## Instruction
State the number of lines in these records that include the word "ROSICE", and add nothing to it.

## Given information
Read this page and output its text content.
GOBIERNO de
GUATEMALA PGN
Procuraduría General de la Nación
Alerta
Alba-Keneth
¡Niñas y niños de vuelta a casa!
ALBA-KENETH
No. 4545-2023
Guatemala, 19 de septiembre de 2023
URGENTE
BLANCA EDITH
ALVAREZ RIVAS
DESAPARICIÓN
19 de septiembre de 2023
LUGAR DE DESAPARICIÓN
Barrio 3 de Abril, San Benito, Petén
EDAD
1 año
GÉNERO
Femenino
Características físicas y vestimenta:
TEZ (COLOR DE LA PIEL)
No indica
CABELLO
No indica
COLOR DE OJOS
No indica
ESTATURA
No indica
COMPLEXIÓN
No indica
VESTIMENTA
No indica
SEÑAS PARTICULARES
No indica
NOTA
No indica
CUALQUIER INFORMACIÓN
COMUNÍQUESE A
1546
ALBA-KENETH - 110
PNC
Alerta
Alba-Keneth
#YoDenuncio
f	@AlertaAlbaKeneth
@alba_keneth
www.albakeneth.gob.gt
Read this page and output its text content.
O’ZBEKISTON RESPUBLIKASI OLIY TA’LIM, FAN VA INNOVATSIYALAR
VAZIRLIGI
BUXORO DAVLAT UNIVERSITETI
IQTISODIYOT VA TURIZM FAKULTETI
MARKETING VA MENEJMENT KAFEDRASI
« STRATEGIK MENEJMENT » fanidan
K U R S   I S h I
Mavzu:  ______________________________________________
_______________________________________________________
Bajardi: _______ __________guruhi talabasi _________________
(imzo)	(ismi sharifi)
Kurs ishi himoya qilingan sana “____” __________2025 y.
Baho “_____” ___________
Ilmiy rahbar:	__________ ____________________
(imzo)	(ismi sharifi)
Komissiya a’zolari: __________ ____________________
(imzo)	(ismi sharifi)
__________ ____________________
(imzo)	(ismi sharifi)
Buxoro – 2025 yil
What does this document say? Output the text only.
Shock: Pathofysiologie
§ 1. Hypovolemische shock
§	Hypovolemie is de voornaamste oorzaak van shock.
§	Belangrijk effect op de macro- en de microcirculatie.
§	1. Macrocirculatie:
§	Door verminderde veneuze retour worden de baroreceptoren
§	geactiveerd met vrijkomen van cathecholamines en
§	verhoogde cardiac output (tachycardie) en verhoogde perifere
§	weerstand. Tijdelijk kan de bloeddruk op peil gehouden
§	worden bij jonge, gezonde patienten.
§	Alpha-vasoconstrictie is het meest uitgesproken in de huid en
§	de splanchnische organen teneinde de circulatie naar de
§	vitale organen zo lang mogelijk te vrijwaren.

---

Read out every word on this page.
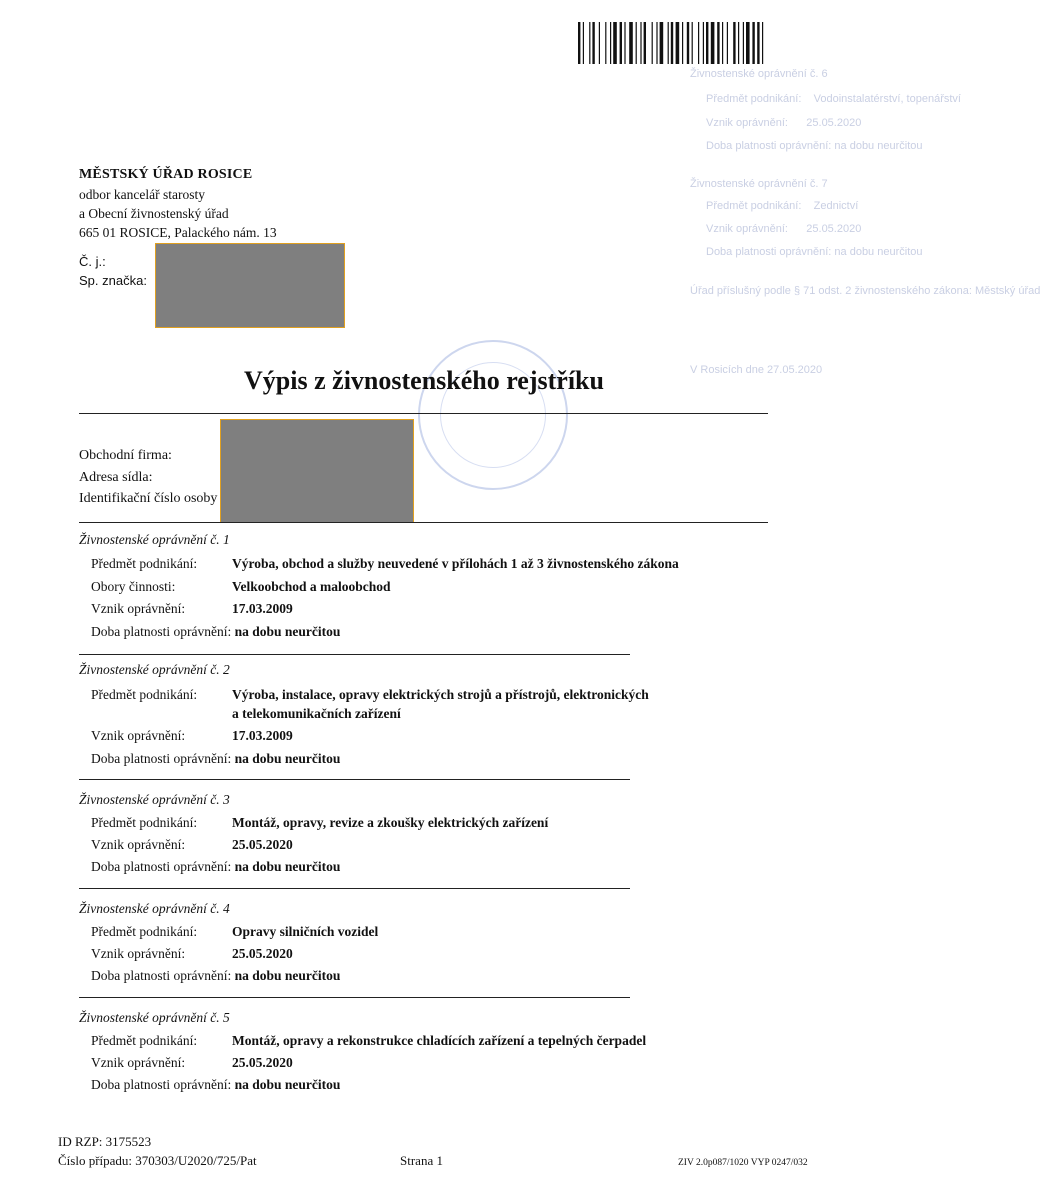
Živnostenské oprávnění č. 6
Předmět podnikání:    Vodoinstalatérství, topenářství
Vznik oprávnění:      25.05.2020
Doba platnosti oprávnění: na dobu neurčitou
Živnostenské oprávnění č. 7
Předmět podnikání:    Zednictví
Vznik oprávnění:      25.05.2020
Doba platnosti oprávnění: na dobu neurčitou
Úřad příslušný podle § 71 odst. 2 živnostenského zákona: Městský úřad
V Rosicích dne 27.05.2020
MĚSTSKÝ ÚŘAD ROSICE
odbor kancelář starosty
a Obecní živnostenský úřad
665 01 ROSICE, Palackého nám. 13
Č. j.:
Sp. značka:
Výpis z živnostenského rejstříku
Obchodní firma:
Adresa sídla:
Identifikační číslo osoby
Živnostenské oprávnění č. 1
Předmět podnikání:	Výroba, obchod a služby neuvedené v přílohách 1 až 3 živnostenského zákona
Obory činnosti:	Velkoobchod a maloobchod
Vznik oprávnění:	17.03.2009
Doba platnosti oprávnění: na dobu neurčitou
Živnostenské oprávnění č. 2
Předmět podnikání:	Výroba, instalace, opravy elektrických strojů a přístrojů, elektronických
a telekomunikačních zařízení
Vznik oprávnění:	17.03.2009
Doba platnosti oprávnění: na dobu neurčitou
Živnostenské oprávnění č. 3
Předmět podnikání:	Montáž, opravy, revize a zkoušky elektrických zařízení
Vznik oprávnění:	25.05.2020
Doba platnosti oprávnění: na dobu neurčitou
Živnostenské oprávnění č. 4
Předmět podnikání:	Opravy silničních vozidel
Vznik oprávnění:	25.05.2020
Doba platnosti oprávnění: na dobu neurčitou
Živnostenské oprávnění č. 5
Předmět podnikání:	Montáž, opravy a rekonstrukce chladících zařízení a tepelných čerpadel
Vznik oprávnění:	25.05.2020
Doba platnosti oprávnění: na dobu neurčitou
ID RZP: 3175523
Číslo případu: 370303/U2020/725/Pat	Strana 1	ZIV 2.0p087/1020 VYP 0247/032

## Response to this exercise
2